_ENTRIES_
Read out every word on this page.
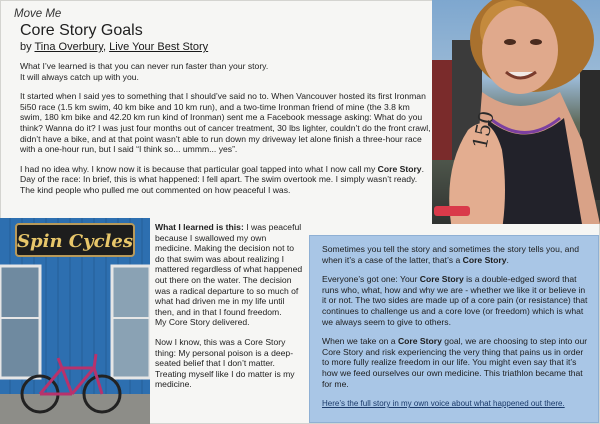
Move Me
Core Story Goals
by Tina Overbury, Live Your Best Story
What I’ve learned is that you can never run faster than your story.
It will always catch up with you.

It started when I said yes to something that I should’ve said no to. When Vancouver hosted its first Ironman 5i50 race (1.5 km swim, 40 km bike and 10 km run), and a two-time Ironman friend of mine (the 3.8 km swim, 180 km bike and 42.20 km run kind of Ironman) sent me a Facebook message asking: What do you think? Wanna do it? I was just four months out of cancer treatment, 30 lbs lighter, couldn’t do the front crawl, didn’t have a bike, and at that point wasn’t able to run down my driveway let alone finish a three-hour race with a one-hour run, but I said “I think so... ummm... yes”.

I had no idea why. I know now it is because that particular goal tapped into what I now call my Core Story. Day of the race: In brief, this is what happened: I fell apart. The swim overtook me. I simply wasn’t ready. The kind people who pulled me out commented on how peaceful I was.

150
Spin Cycles

What I learned is this: I was peaceful because I swallowed my own medicine. Making the decision not to do that swim was about realizing I mattered regardless of what happened out there on the water. The decision was a radical departure to so much of what had driven me in my life until then, and in that I found freedom.
My Core Story delivered.

Now I know, this was a Core Story thing: My personal poison is a deep-seated belief that I don’t matter. Treating myself like I do matter is my medicine.

Sometimes you tell the story and sometimes the story tells you, and when it’s a case of the latter, that’s a Core Story.

Everyone’s got one: Your Core Story is a double-edged sword that runs who, what, how and why we are - whether we like it or believe in it or not. The two sides are made up of a core pain (or resistance) that continues to challenge us and a core love (or freedom) which is what we always seem to give to others.

When we take on a Core Story goal, we are choosing to step into our Core Story and risk experiencing the very thing that pains us in order to more fully realize freedom in our life. You might even say that it’s how we feed ourselves our own medicine. This triathlon became that for me.

Here’s the full story in my own voice about what happened out there.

_TASK TO CARRY OUT_
Without the pictures, copy the material exactly as given.

_RIGHT ANSWER_
Read out every word on this page.
Move Me
Core Story Goals
by Tina Overbury, Live Your Best Story
What I’ve learned is that you can never run faster than your story.
It will always catch up with you.

It started when I said yes to something that I should’ve said no to. When Vancouver hosted its first Ironman 5i50 race (1.5 km swim, 40 km bike and 10 km run), and a two-time Ironman friend of mine (the 3.8 km swim, 180 km bike and 42.20 km run kind of Ironman) sent me a Facebook message asking: What do you think? Wanna do it? I was just four months out of cancer treatment, 30 lbs lighter, couldn’t do the front crawl, didn’t have a bike, and at that point wasn’t able to run down my driveway let alone finish a three-hour race with a one-hour run, but I said “I think so... ummm... yes”.

I had no idea why. I know now it is because that particular goal tapped into what I now call my Core Story. Day of the race: In brief, this is what happened: I fell apart. The swim overtook me. I simply wasn’t ready. The kind people who pulled me out commented on how peaceful I was.

150
Spin Cycles

What I learned is this: I was peaceful because I swallowed my own medicine. Making the decision not to do that swim was about realizing I mattered regardless of what happened out there on the water. The decision was a radical departure to so much of what had driven me in my life until then, and in that I found freedom.
My Core Story delivered.

Now I know, this was a Core Story thing: My personal poison is a deep-seated belief that I don’t matter. Treating myself like I do matter is my medicine.

Sometimes you tell the story and sometimes the story tells you, and when it’s a case of the latter, that’s a Core Story.

Everyone’s got one: Your Core Story is a double-edged sword that runs who, what, how and why we are - whether we like it or believe in it or not. The two sides are made up of a core pain (or resistance) that continues to challenge us and a core love (or freedom) which is what we always seem to give to others.

When we take on a Core Story goal, we are choosing to step into our Core Story and risk experiencing the very thing that pains us in order to more fully realize freedom in our life. You might even say that it’s how we feed ourselves our own medicine. This triathlon became that for me.

Here’s the full story in my own voice about what happened out there.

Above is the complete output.